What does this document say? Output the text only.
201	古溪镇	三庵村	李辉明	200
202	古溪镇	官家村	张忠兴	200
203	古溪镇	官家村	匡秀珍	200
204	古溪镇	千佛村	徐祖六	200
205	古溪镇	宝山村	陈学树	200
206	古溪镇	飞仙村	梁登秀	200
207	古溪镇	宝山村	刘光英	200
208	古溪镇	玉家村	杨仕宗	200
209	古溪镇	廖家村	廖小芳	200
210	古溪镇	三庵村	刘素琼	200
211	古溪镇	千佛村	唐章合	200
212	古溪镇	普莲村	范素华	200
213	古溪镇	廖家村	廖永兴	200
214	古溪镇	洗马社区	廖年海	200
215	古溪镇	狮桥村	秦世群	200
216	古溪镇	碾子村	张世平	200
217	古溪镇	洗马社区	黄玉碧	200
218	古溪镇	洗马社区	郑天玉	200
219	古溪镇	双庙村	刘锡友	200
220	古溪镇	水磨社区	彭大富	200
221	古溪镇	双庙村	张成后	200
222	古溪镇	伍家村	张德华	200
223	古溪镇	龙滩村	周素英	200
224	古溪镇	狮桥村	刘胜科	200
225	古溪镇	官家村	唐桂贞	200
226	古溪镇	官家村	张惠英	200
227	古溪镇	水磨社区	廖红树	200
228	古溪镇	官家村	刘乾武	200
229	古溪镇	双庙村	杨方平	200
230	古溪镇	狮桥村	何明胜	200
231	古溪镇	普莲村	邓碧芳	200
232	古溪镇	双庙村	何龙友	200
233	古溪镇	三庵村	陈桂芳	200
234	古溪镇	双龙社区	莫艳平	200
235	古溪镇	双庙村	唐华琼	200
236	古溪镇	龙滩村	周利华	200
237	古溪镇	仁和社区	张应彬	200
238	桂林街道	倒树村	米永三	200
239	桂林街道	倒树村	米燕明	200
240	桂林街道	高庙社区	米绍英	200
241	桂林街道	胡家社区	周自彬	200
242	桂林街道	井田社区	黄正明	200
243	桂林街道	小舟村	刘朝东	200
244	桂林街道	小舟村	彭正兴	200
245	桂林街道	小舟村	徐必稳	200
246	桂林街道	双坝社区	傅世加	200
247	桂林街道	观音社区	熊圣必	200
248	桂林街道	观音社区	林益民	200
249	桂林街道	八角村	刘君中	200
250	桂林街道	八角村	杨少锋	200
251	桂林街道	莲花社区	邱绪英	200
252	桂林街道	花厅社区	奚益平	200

-*-

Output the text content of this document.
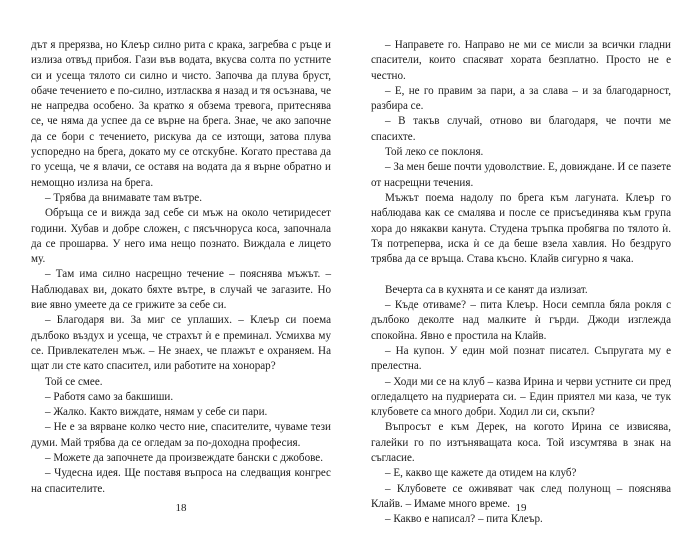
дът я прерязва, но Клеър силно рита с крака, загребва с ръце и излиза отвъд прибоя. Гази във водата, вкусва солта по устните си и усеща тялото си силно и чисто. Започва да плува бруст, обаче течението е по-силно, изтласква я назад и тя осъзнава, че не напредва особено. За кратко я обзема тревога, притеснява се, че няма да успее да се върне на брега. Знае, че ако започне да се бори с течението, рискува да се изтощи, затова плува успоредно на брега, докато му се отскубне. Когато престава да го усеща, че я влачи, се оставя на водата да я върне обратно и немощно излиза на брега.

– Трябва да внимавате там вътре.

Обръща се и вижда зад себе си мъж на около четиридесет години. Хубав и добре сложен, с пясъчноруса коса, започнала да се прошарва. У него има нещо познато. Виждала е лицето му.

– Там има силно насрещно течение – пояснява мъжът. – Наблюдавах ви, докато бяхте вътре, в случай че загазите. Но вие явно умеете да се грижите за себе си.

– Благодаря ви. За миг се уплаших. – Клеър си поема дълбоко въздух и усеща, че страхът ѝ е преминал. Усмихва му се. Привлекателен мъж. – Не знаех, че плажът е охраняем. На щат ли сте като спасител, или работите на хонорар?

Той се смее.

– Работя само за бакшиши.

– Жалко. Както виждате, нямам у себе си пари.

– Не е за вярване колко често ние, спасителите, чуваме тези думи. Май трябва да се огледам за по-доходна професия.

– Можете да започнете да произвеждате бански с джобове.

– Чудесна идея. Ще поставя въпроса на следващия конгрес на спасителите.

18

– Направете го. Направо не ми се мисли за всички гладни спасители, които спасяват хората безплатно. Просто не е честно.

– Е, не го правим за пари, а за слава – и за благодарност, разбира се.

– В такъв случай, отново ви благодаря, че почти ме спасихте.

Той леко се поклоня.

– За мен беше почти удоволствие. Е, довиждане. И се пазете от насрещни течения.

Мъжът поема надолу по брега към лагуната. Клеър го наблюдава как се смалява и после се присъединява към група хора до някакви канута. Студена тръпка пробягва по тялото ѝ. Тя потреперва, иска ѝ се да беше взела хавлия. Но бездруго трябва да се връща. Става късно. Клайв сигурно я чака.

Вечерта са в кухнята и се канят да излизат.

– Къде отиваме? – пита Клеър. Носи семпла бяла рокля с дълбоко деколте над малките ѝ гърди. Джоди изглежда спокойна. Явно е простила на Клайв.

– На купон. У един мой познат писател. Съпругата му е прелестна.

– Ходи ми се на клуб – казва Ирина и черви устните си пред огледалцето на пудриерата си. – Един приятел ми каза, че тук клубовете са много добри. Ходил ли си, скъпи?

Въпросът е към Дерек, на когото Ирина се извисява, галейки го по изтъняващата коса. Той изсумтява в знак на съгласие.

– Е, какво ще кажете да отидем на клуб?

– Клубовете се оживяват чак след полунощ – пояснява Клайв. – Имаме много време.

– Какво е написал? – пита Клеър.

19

-*-

Show each line holding the word "случай".

== Problem solution ==
– Там има силно насрещно течение – пояснява мъжът. – Наблюдавах ви, докато бяхте вътре, в случай че загазите. Но вие явно умеете да се грижите за себе си.
– В такъв случай, отново ви благодаря, че почти ме спасихте.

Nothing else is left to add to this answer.